### [Problem description]
Report every line in the listing that contains the string "this".

----

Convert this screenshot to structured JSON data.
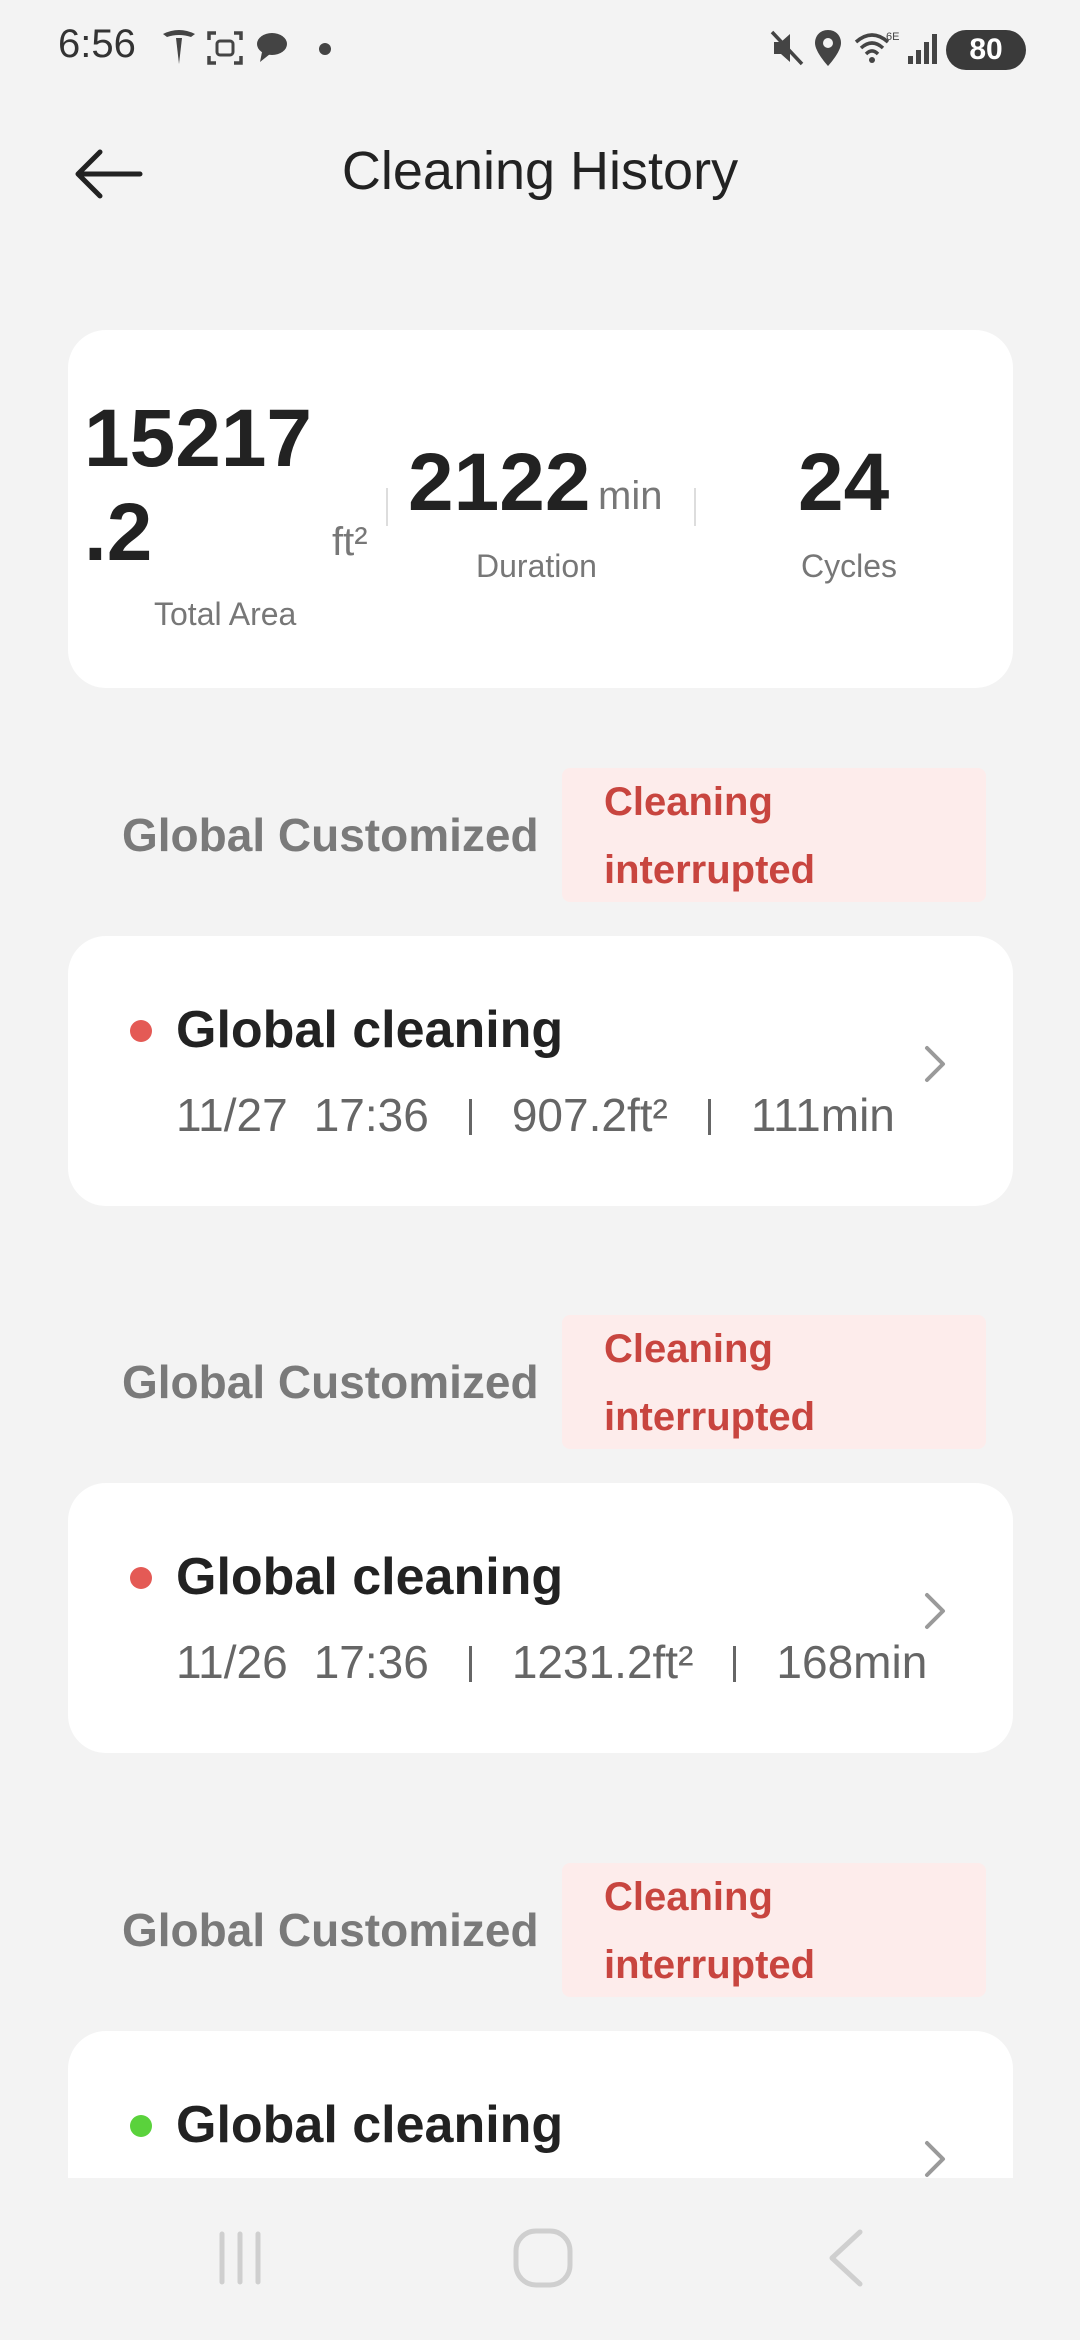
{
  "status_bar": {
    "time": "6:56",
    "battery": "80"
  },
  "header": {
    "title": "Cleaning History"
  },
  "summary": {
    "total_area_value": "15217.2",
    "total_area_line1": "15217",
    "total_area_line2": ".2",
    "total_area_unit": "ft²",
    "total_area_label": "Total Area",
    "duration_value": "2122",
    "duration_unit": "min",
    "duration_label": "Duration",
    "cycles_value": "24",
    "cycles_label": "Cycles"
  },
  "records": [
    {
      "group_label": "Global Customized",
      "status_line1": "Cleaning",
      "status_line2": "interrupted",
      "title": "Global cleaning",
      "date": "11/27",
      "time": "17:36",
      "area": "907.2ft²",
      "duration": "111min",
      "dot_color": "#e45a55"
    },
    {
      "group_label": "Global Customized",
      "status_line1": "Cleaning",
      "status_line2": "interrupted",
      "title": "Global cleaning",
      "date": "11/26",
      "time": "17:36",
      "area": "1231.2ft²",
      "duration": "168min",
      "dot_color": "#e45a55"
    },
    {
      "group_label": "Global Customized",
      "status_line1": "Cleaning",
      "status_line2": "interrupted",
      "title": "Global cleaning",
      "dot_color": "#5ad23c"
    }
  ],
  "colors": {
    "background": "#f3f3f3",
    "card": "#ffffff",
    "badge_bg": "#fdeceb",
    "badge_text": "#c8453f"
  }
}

----

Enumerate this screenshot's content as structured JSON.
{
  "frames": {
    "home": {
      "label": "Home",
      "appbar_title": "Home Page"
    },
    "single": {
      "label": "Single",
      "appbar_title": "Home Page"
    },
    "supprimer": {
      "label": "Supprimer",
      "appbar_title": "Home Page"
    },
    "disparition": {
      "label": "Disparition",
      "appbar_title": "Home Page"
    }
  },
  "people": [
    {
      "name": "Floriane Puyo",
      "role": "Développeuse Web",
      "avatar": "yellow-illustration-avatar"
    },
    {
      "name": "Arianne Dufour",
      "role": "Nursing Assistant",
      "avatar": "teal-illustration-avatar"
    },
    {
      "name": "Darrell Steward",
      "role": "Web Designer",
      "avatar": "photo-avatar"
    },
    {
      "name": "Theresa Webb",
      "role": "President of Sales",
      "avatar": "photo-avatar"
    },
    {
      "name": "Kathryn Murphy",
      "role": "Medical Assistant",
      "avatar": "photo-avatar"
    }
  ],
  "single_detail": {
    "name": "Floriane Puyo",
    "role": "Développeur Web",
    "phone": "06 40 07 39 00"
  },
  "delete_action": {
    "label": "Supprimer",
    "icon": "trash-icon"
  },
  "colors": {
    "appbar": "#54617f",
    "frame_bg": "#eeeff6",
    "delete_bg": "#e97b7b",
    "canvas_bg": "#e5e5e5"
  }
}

----

### [Result below]
Convert this screenshot to structured JSON data.
Enumerate this screenshot's content as structured JSON.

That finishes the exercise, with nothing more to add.